▶ Work to do: Extract the full listing below without altering a single character.

▶ Provided entries:
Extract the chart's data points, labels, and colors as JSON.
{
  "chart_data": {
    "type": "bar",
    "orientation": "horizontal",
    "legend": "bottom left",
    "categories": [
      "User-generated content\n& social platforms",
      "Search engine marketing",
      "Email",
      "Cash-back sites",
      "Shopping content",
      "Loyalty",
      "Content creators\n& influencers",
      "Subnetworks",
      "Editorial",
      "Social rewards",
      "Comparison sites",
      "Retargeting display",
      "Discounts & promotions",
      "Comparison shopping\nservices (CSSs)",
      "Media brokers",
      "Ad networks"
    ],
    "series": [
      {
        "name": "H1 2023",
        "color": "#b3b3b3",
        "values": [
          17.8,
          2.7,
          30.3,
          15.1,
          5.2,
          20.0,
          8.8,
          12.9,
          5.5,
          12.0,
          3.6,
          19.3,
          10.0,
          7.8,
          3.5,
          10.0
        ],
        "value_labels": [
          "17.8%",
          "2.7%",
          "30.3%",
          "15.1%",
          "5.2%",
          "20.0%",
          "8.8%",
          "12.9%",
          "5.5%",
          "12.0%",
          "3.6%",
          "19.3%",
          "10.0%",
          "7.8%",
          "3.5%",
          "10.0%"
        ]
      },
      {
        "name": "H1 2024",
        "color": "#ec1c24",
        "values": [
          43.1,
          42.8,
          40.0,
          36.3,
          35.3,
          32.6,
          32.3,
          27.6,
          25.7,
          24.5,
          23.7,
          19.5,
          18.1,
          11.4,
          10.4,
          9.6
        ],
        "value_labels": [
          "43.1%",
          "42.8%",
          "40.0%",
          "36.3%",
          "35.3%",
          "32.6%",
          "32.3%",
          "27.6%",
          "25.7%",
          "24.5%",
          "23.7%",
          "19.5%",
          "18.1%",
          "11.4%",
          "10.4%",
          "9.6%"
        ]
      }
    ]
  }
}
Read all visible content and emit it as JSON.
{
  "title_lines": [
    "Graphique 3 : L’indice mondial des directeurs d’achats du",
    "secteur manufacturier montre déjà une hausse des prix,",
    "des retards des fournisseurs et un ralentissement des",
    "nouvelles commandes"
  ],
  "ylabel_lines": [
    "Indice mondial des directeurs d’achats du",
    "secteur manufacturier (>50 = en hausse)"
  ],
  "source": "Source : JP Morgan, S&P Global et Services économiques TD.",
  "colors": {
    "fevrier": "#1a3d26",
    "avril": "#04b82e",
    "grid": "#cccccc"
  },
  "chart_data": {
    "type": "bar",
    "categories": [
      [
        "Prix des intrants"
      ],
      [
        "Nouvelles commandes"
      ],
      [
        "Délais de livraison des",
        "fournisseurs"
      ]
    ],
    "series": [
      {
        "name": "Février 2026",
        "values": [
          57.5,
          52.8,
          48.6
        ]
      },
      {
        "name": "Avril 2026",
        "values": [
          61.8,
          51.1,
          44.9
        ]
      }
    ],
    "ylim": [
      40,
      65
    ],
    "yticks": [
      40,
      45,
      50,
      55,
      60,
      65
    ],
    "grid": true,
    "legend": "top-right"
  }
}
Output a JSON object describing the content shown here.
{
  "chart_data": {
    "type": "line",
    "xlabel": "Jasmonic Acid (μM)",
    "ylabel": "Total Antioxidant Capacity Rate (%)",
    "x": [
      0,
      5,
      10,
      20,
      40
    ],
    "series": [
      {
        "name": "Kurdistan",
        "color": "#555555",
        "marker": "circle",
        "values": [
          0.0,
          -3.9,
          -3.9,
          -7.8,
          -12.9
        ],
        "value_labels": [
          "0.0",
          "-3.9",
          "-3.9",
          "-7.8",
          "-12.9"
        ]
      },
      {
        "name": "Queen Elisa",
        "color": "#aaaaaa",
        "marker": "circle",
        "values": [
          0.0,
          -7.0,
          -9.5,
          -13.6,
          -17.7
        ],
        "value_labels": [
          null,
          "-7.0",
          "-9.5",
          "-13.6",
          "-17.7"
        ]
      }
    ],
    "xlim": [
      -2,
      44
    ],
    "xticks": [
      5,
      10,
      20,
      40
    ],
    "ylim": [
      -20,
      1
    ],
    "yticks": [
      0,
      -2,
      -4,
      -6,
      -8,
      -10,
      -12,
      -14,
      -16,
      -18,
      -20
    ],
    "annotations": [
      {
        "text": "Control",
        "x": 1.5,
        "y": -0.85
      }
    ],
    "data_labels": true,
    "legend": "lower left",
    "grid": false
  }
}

▶ Exercise solution:
Extract the chart's data points, labels, and colors as JSON.
{
  "chart_data": {
    "type": "bar",
    "orientation": "horizontal",
    "legend": "bottom left",
    "categories": [
      "User-generated content\n& social platforms",
      "Search engine marketing",
      "Email",
      "Cash-back sites",
      "Shopping content",
      "Loyalty",
      "Content creators\n& influencers",
      "Subnetworks",
      "Editorial",
      "Social rewards",
      "Comparison sites",
      "Retargeting display",
      "Discounts & promotions",
      "Comparison shopping\nservices (CSSs)",
      "Media brokers",
      "Ad networks"
    ],
    "series": [
      {
        "name": "H1 2023",
        "color": "#b3b3b3",
        "values": [
          17.8,
          2.7,
          30.3,
          15.1,
          5.2,
          20.0,
          8.8,
          12.9,
          5.5,
          12.0,
          3.6,
          19.3,
          10.0,
          7.8,
          3.5,
          10.0
        ],
        "value_labels": [
          "17.8%",
          "2.7%",
          "30.3%",
          "15.1%",
          "5.2%",
          "20.0%",
          "8.8%",
          "12.9%",
          "5.5%",
          "12.0%",
          "3.6%",
          "19.3%",
          "10.0%",
          "7.8%",
          "3.5%",
          "10.0%"
        ]
      },
      {
        "name": "H1 2024",
        "color": "#ec1c24",
        "values": [
          43.1,
          42.8,
          40.0,
          36.3,
          35.3,
          32.6,
          32.3,
          27.6,
          25.7,
          24.5,
          23.7,
          19.5,
          18.1,
          11.4,
          10.4,
          9.6
        ],
        "value_labels": [
          "43.1%",
          "42.8%",
          "40.0%",
          "36.3%",
          "35.3%",
          "32.6%",
          "32.3%",
          "27.6%",
          "25.7%",
          "24.5%",
          "23.7%",
          "19.5%",
          "18.1%",
          "11.4%",
          "10.4%",
          "9.6%"
        ]
      }
    ]
  }
}
Read all visible content and emit it as JSON.
{
  "title_lines": [
    "Graphique 3 : L’indice mondial des directeurs d’achats du",
    "secteur manufacturier montre déjà une hausse des prix,",
    "des retards des fournisseurs et un ralentissement des",
    "nouvelles commandes"
  ],
  "ylabel_lines": [
    "Indice mondial des directeurs d’achats du",
    "secteur manufacturier (>50 = en hausse)"
  ],
  "source": "Source : JP Morgan, S&P Global et Services économiques TD.",
  "colors": {
    "fevrier": "#1a3d26",
    "avril": "#04b82e",
    "grid": "#cccccc"
  },
  "chart_data": {
    "type": "bar",
    "categories": [
      [
        "Prix des intrants"
      ],
      [
        "Nouvelles commandes"
      ],
      [
        "Délais de livraison des",
        "fournisseurs"
      ]
    ],
    "series": [
      {
        "name": "Février 2026",
        "values": [
          57.5,
          52.8,
          48.6
        ]
      },
      {
        "name": "Avril 2026",
        "values": [
          61.8,
          51.1,
          44.9
        ]
      }
    ],
    "ylim": [
      40,
      65
    ],
    "yticks": [
      40,
      45,
      50,
      55,
      60,
      65
    ],
    "grid": true,
    "legend": "top-right"
  }
}
Output a JSON object describing the content shown here.
{
  "chart_data": {
    "type": "line",
    "xlabel": "Jasmonic Acid (μM)",
    "ylabel": "Total Antioxidant Capacity Rate (%)",
    "x": [
      0,
      5,
      10,
      20,
      40
    ],
    "series": [
      {
        "name": "Kurdistan",
        "color": "#555555",
        "marker": "circle",
        "values": [
          0.0,
          -3.9,
          -3.9,
          -7.8,
          -12.9
        ],
        "value_labels": [
          "0.0",
          "-3.9",
          "-3.9",
          "-7.8",
          "-12.9"
        ]
      },
      {
        "name": "Queen Elisa",
        "color": "#aaaaaa",
        "marker": "circle",
        "values": [
          0.0,
          -7.0,
          -9.5,
          -13.6,
          -17.7
        ],
        "value_labels": [
          null,
          "-7.0",
          "-9.5",
          "-13.6",
          "-17.7"
        ]
      }
    ],
    "xlim": [
      -2,
      44
    ],
    "xticks": [
      5,
      10,
      20,
      40
    ],
    "ylim": [
      -20,
      1
    ],
    "yticks": [
      0,
      -2,
      -4,
      -6,
      -8,
      -10,
      -12,
      -14,
      -16,
      -18,
      -20
    ],
    "annotations": [
      {
        "text": "Control",
        "x": 1.5,
        "y": -0.85
      }
    ],
    "data_labels": true,
    "legend": "lower left",
    "grid": false
  }
}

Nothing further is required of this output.